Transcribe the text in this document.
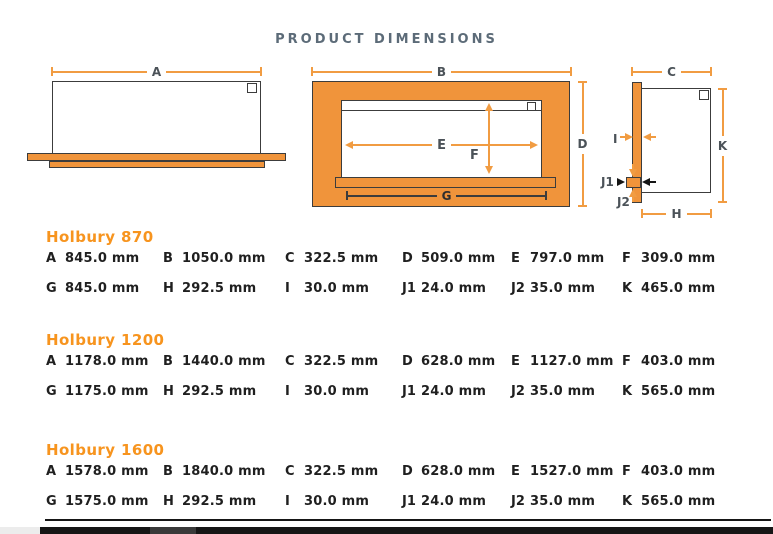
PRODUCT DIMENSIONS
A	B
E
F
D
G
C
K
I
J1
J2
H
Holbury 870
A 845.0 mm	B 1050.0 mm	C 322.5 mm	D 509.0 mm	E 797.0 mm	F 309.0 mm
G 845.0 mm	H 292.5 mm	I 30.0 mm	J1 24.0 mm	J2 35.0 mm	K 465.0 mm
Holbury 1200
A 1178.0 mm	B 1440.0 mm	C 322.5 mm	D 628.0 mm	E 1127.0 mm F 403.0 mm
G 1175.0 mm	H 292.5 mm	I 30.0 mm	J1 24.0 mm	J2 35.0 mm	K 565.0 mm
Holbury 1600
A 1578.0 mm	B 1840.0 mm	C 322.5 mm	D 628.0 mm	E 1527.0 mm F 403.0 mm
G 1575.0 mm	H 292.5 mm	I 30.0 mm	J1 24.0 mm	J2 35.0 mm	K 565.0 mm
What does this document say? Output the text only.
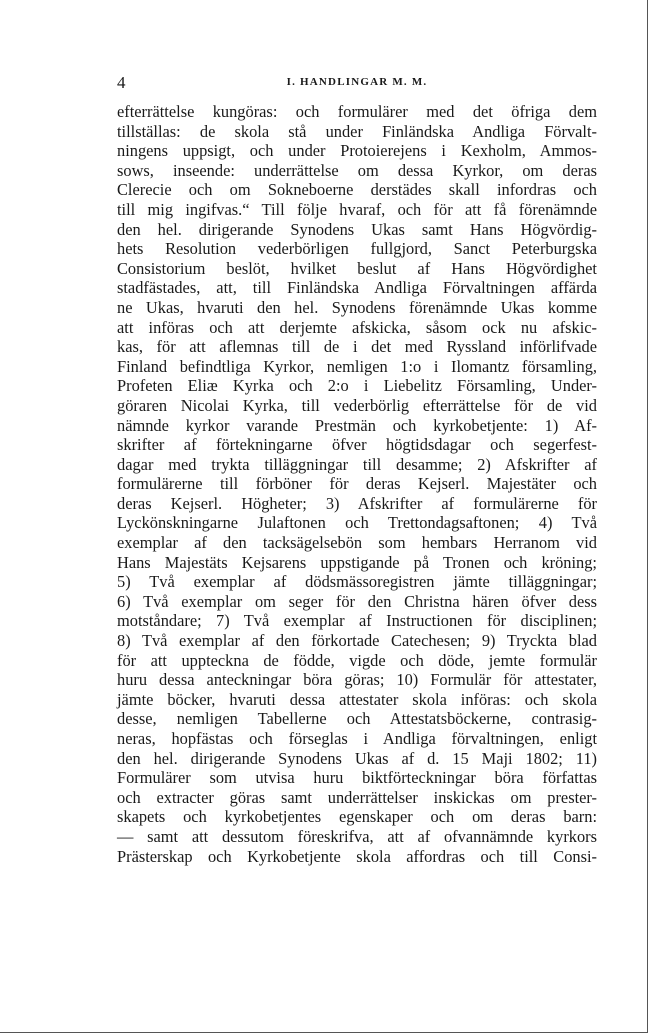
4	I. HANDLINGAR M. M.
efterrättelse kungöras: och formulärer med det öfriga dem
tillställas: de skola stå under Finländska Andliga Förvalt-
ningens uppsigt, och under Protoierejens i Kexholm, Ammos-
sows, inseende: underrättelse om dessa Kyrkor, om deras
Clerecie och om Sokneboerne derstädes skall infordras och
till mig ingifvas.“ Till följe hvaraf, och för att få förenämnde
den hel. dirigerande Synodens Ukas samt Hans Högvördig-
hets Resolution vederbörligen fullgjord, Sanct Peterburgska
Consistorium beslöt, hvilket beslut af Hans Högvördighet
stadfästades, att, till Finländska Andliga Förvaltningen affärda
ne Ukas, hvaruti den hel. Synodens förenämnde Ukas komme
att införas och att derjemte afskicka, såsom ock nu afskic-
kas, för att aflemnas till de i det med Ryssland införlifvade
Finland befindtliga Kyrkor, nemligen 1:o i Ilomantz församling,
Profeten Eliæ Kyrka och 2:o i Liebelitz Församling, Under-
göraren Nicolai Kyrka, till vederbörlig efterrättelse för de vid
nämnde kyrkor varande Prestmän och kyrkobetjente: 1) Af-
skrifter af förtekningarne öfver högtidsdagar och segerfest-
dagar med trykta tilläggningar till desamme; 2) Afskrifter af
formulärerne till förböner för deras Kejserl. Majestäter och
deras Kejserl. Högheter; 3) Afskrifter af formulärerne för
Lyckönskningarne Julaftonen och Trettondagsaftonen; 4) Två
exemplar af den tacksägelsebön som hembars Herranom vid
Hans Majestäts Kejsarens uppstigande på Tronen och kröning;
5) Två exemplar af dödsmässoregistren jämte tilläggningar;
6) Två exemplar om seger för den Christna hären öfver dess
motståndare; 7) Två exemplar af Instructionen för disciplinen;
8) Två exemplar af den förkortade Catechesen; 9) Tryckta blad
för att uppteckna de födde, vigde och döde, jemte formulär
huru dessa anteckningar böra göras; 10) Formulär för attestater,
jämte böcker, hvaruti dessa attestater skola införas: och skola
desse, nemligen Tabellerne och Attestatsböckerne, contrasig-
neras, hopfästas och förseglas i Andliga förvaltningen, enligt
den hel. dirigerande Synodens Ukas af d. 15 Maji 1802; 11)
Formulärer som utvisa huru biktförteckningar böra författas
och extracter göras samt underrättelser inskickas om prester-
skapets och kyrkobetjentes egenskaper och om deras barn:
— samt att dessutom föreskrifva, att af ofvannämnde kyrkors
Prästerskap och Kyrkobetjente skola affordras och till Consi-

════════════════════

§ **GIVEN REQUEST**
Exclude the images and reproduce the remaining data exactly.

§ **REPLY TO THE TASK**
Transcribe the text in this document.
PRODUCT DIMENSIONS
A	B
E
F
D
G
C
K
I
J1
J2
H
Holbury 870
A 845.0 mm	B 1050.0 mm	C 322.5 mm	D 509.0 mm	E 797.0 mm	F 309.0 mm
G 845.0 mm	H 292.5 mm	I 30.0 mm	J1 24.0 mm	J2 35.0 mm	K 465.0 mm
Holbury 1200
A 1178.0 mm	B 1440.0 mm	C 322.5 mm	D 628.0 mm	E 1127.0 mm F 403.0 mm
G 1175.0 mm	H 292.5 mm	I 30.0 mm	J1 24.0 mm	J2 35.0 mm	K 565.0 mm
Holbury 1600
A 1578.0 mm	B 1840.0 mm	C 322.5 mm	D 628.0 mm	E 1527.0 mm F 403.0 mm
G 1575.0 mm	H 292.5 mm	I 30.0 mm	J1 24.0 mm	J2 35.0 mm	K 565.0 mm
What does this document say? Output the text only.
4	I. HANDLINGAR M. M.
efterrättelse kungöras: och formulärer med det öfriga dem
tillställas: de skola stå under Finländska Andliga Förvalt-
ningens uppsigt, och under Protoierejens i Kexholm, Ammos-
sows, inseende: underrättelse om dessa Kyrkor, om deras
Clerecie och om Sokneboerne derstädes skall infordras och
till mig ingifvas.“ Till följe hvaraf, och för att få förenämnde
den hel. dirigerande Synodens Ukas samt Hans Högvördig-
hets Resolution vederbörligen fullgjord, Sanct Peterburgska
Consistorium beslöt, hvilket beslut af Hans Högvördighet
stadfästades, att, till Finländska Andliga Förvaltningen affärda
ne Ukas, hvaruti den hel. Synodens förenämnde Ukas komme
att införas och att derjemte afskicka, såsom ock nu afskic-
kas, för att aflemnas till de i det med Ryssland införlifvade
Finland befindtliga Kyrkor, nemligen 1:o i Ilomantz församling,
Profeten Eliæ Kyrka och 2:o i Liebelitz Församling, Under-
göraren Nicolai Kyrka, till vederbörlig efterrättelse för de vid
nämnde kyrkor varande Prestmän och kyrkobetjente: 1) Af-
skrifter af förtekningarne öfver högtidsdagar och segerfest-
dagar med trykta tilläggningar till desamme; 2) Afskrifter af
formulärerne till förböner för deras Kejserl. Majestäter och
deras Kejserl. Högheter; 3) Afskrifter af formulärerne för
Lyckönskningarne Julaftonen och Trettondagsaftonen; 4) Två
exemplar af den tacksägelsebön som hembars Herranom vid
Hans Majestäts Kejsarens uppstigande på Tronen och kröning;
5) Två exemplar af dödsmässoregistren jämte tilläggningar;
6) Två exemplar om seger för den Christna hären öfver dess
motståndare; 7) Två exemplar af Instructionen för disciplinen;
8) Två exemplar af den förkortade Catechesen; 9) Tryckta blad
för att uppteckna de födde, vigde och döde, jemte formulär
huru dessa anteckningar böra göras; 10) Formulär för attestater,
jämte böcker, hvaruti dessa attestater skola införas: och skola
desse, nemligen Tabellerne och Attestatsböckerne, contrasig-
neras, hopfästas och förseglas i Andliga förvaltningen, enligt
den hel. dirigerande Synodens Ukas af d. 15 Maji 1802; 11)
Formulärer som utvisa huru biktförteckningar böra författas
och extracter göras samt underrättelser inskickas om prester-
skapets och kyrkobetjentes egenskaper och om deras barn:
— samt att dessutom föreskrifva, att af ofvannämnde kyrkors
Prästerskap och Kyrkobetjente skola affordras och till Consi-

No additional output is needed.